[STATED PROBLEM]
Copy the records below exactly, leaving out any pictures.

[RECORDS PROVIDED]
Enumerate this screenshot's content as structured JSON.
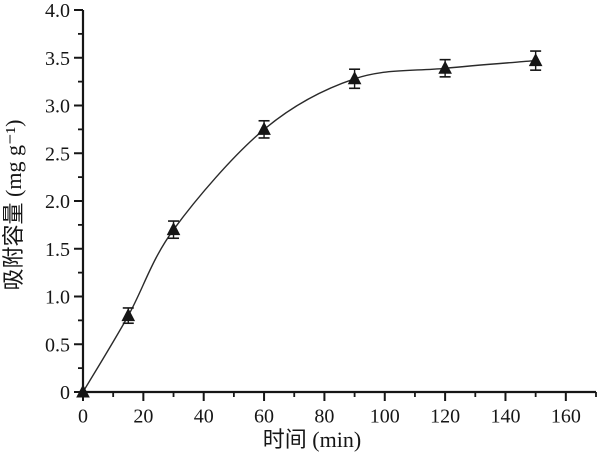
{
  "figure": {
    "background": "#ffffff",
    "ink_color": "#161616",
    "curve_color": "#2a2a2a"
  },
  "chart_data": {
    "type": "line",
    "title": "",
    "xlabel": "时间 (min)",
    "ylabel": "吸附容量  (mg g⁻¹)",
    "grid": false,
    "legend": null,
    "axes": {
      "x": {
        "label": "时间 (min)",
        "min": 0,
        "max": 170,
        "major_ticks": [
          0,
          20,
          40,
          60,
          80,
          100,
          120,
          140,
          160
        ],
        "major_labels": [
          "0",
          "20",
          "40",
          "60",
          "80",
          "100",
          "120",
          "140",
          "160"
        ],
        "minor_step": 10
      },
      "y": {
        "label": "吸附容量  (mg g⁻¹)",
        "min": 0,
        "max": 4.0,
        "major_ticks": [
          0,
          0.5,
          1.0,
          1.5,
          2.0,
          2.5,
          3.0,
          3.5,
          4.0
        ],
        "major_labels": [
          "0",
          "0.5",
          "1.0",
          "1.5",
          "2.0",
          "2.5",
          "3.0",
          "3.5",
          "4.0"
        ],
        "minor_step": 0.25
      }
    },
    "series": [
      {
        "name": "adsorption-capacity",
        "marker": "filled-triangle-up",
        "x": [
          0,
          15,
          30,
          60,
          90,
          120,
          150
        ],
        "y": [
          0,
          0.8,
          1.7,
          2.75,
          3.28,
          3.39,
          3.47
        ],
        "yerr": [
          0,
          0.08,
          0.09,
          0.09,
          0.1,
          0.09,
          0.1
        ]
      }
    ]
  }
}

[TASK ANSWER]
Enumerate this screenshot's content as structured JSON.
{
  "figure": {
    "background": "#ffffff",
    "ink_color": "#161616",
    "curve_color": "#2a2a2a"
  },
  "chart_data": {
    "type": "line",
    "title": "",
    "xlabel": "时间 (min)",
    "ylabel": "吸附容量  (mg g⁻¹)",
    "grid": false,
    "legend": null,
    "axes": {
      "x": {
        "label": "时间 (min)",
        "min": 0,
        "max": 170,
        "major_ticks": [
          0,
          20,
          40,
          60,
          80,
          100,
          120,
          140,
          160
        ],
        "major_labels": [
          "0",
          "20",
          "40",
          "60",
          "80",
          "100",
          "120",
          "140",
          "160"
        ],
        "minor_step": 10
      },
      "y": {
        "label": "吸附容量  (mg g⁻¹)",
        "min": 0,
        "max": 4.0,
        "major_ticks": [
          0,
          0.5,
          1.0,
          1.5,
          2.0,
          2.5,
          3.0,
          3.5,
          4.0
        ],
        "major_labels": [
          "0",
          "0.5",
          "1.0",
          "1.5",
          "2.0",
          "2.5",
          "3.0",
          "3.5",
          "4.0"
        ],
        "minor_step": 0.25
      }
    },
    "series": [
      {
        "name": "adsorption-capacity",
        "marker": "filled-triangle-up",
        "x": [
          0,
          15,
          30,
          60,
          90,
          120,
          150
        ],
        "y": [
          0,
          0.8,
          1.7,
          2.75,
          3.28,
          3.39,
          3.47
        ],
        "yerr": [
          0,
          0.08,
          0.09,
          0.09,
          0.1,
          0.09,
          0.1
        ]
      }
    ]
  }
}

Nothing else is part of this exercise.